EXERCISE AIM: Find every line in the records below that holds the word "بالفتح" and copy it.

SOURCE DATA:
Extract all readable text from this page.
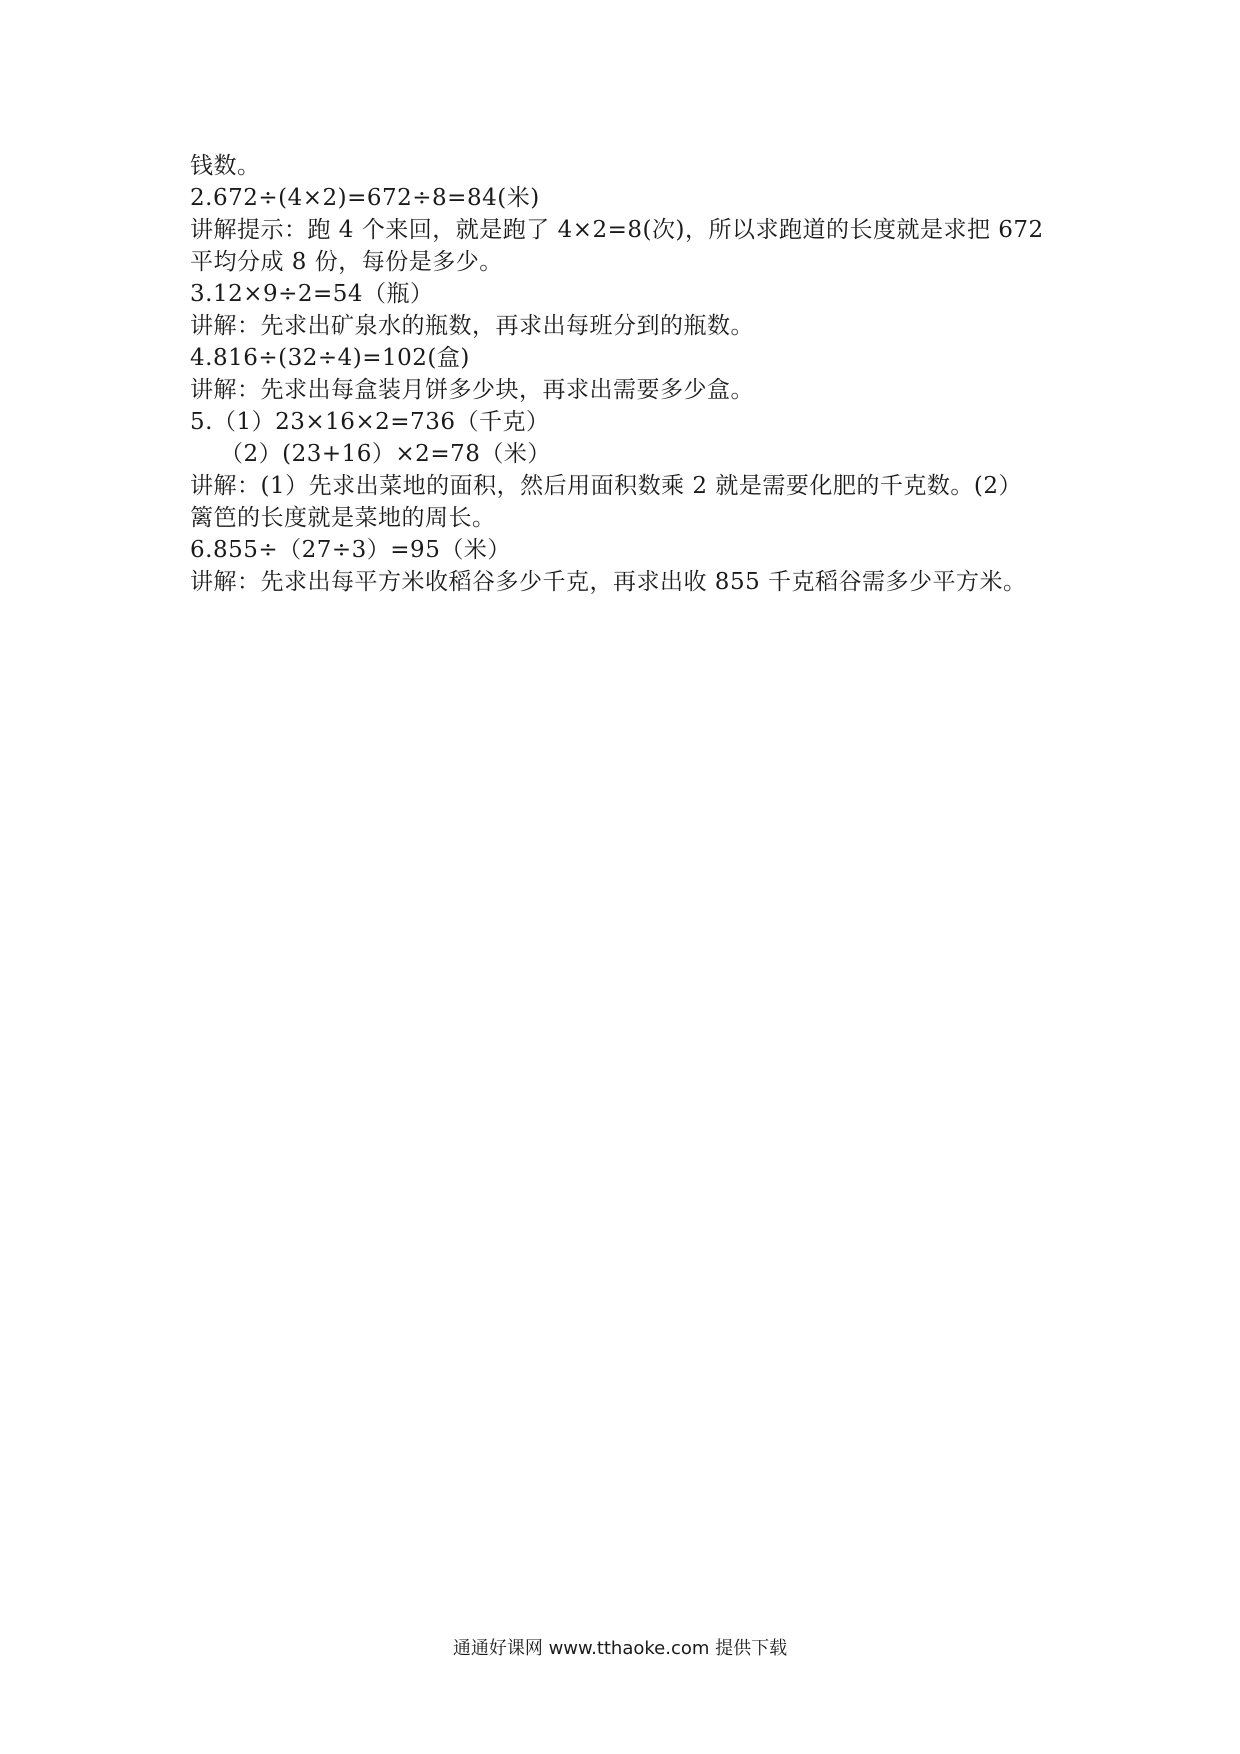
钱数。
2.672÷(4×2)=672÷8=84(米)
讲解提示：跑 4 个来回，就是跑了 4×2=8(次)，所以求跑道的长度就是求把 672
平均分成 8 份，每份是多少。
3.12×9÷2=54（瓶）
讲解：先求出矿泉水的瓶数，再求出每班分到的瓶数。
4.816÷(32÷4)=102(盒)
讲解：先求出每盒装月饼多少块，再求出需要多少盒。
5.（1）23×16×2=736（千克）
（2）(23+16）×2=78（米）
讲解：(1）先求出菜地的面积，然后用面积数乘 2 就是需要化肥的千克数。(2）
篱笆的长度就是菜地的周长。
6.855÷（27÷3）=95（米）
讲解：先求出每平方米收稻谷多少千克，再求出收 855 千克稻谷需多少平方米。
通通好课网 www.tthaoke.com 提供下载
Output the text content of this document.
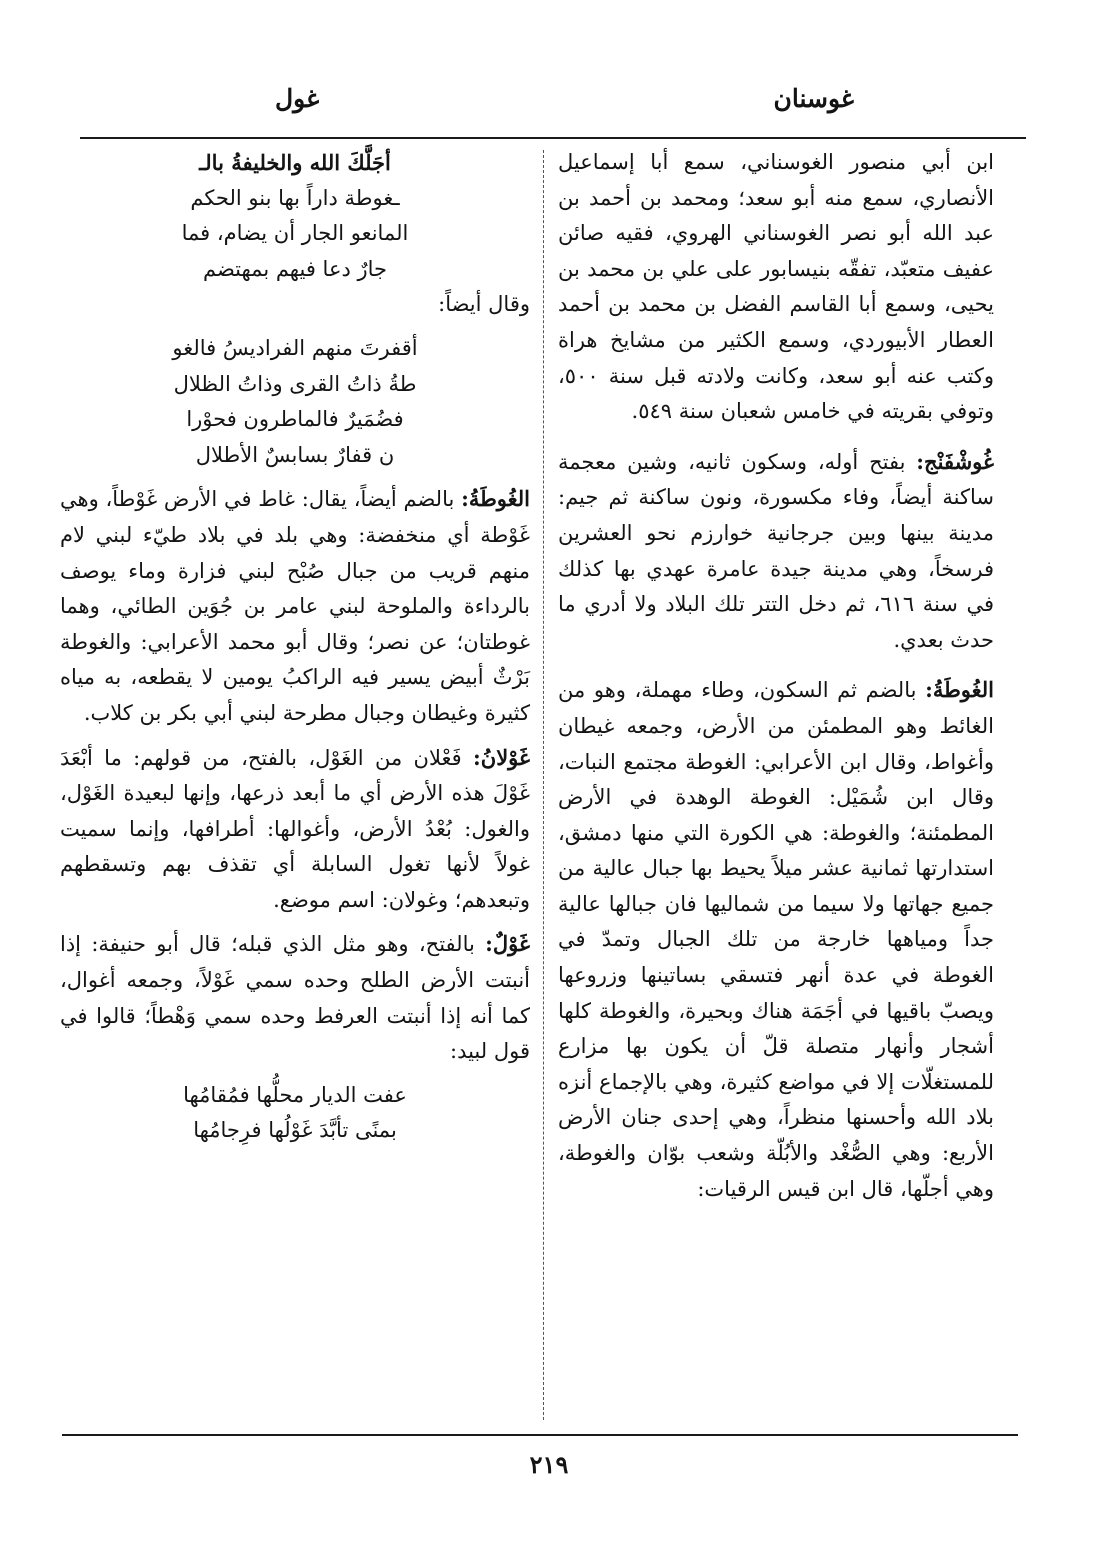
غوسنان
غول

ابن أبي منصور الغوسناني، سمع أبا إسماعيل الأنصاري، سمع منه أبو سعد؛ ومحمد بن أحمد بن عبد الله أبو نصر الغوسناني الهروي، فقيه صائن عفيف متعبّد، تفقّه بنيسابور على علي بن محمد بن يحيى، وسمع أبا القاسم الفضل بن محمد بن أحمد العطار الأبيوردي، وسمع الكثير من مشايخ هراة وكتب عنه أبو سعد، وكانت ولادته قبل سنة ٥٠٠، وتوفي بقريته في خامس شعبان سنة ٥٤٩.

غُوشْفَنْج: بفتح أوله، وسكون ثانيه، وشين معجمة ساكنة أيضاً، وفاء مكسورة، ونون ساكنة ثم جيم: مدينة بينها وبين جرجانية خوارزم نحو العشرين فرسخاً، وهي مدينة جيدة عامرة عهدي بها كذلك في سنة ٦١٦، ثم دخل التتر تلك البلاد ولا أدري ما حدث بعدي.

الغُوطَةُ: بالضم ثم السكون، وطاء مهملة، وهو من الغائط وهو المطمئن من الأرض، وجمعه غيطان وأغواط، وقال ابن الأعرابي: الغوطة مجتمع النبات، وقال ابن شُمَيْل: الغوطة الوهدة في الأرض المطمئنة؛ والغوطة: هي الكورة التي منها دمشق، استدارتها ثمانية عشر ميلاً يحيط بها جبال عالية من جميع جهاتها ولا سيما من شماليها فان جبالها عالية جداً ومياهها خارجة من تلك الجبال وتمدّ في الغوطة في عدة أنهر فتسقي بساتينها وزروعها ويصبّ باقيها في أجَمَة هناك وبحيرة، والغوطة كلها أشجار وأنهار متصلة قلّ أن يكون بها مزارع للمستغلّات إلا في مواضع كثيرة، وهي بالإجماع أنزه بلاد الله وأحسنها منظراً، وهي إحدى جنان الأرض الأربع: وهي الصُّغْد والأبُلّة وشعب بوّان والغوطة، وهي أجلّها، قال ابن قيس الرقيات:

أجَلَّكَ الله والخليفةُ بالـ

ـغوطة داراً بها بنو الحكم

المانعو الجار أن يضام، فما

جارٌ دعا فيهم بمهتضم

وقال أيضاً:

أقفرتَ منهم الفراديسُ فالغو

طةُ ذاتُ القرى وذاتُ الظلال

فضُمَيرٌ فالماطرون فحوْرا

ن قفارٌ بسابسٌ الأطلال

الغُوطَةُ: بالضم أيضاً، يقال: غاط في الأرض غَوْطاً، وهي غَوْطة أي منخفضة: وهي بلد في بلاد طيّء لبني لام منهم قريب من جبال صُبْح لبني فزارة وماء يوصف بالرداءة والملوحة لبني عامر بن جُوَين الطائي، وهما غوطتان؛ عن نصر؛ وقال أبو محمد الأعرابي: والغوطة بَرْثٌ أبيض يسير فيه الراكبُ يومين لا يقطعه، به مياه كثيرة وغيطان وجبال مطرحة لبني أبي بكر بن كلاب.

غَوْلانُ: فَعْلان من الغَوْل، بالفتح، من قولهم: ما أبْعَدَ غَوْلَ هذه الأرض أي ما أبعد ذرعها، وإنها لبعيدة الغَوْل، والغول: بُعْدُ الأرض، وأغوالها: أطرافها، وإنما سميت غولاً لأنها تغول السابلة أي تقذف بهم وتسقطهم وتبعدهم؛ وغولان: اسم موضع.

غَوْلٌ: بالفتح، وهو مثل الذي قبله؛ قال أبو حنيفة: إذا أنبتت الأرض الطلح وحده سمي غَوْلاً، وجمعه أغوال، كما أنه إذا أنبتت العرفط وحده سمي وَهْطاً؛ قالوا في قول لبيد:

عفت الديار محلُّها فمُقامُها

بمنًى تأبَّدَ غَوْلُها فرِجامُها

٢١٩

SOLUTION TO THE PROBLEM:
غَوْلانُ: فَعْلان من الغَوْل، بالفتح، من قولهم: ما أبْعَدَ غَوْلَ هذه الأرض أي ما أبعد ذرعها، وإنها لبعيدة الغَوْل، والغول: بُعْدُ الأرض، وأغوالها: أطرافها، وإنما سميت غولاً لأنها تغول السابلة أي تقذف بهم وتسقطهم وتبعدهم؛ وغولان: اسم موضع.
غَوْلٌ: بالفتح، وهو مثل الذي قبله؛ قال أبو حنيفة: إذا أنبتت الأرض الطلح وحده سمي غَوْلاً، وجمعه أغوال، كما أنه إذا أنبتت العرفط وحده سمي وَهْطاً؛ قالوا في قول لبيد:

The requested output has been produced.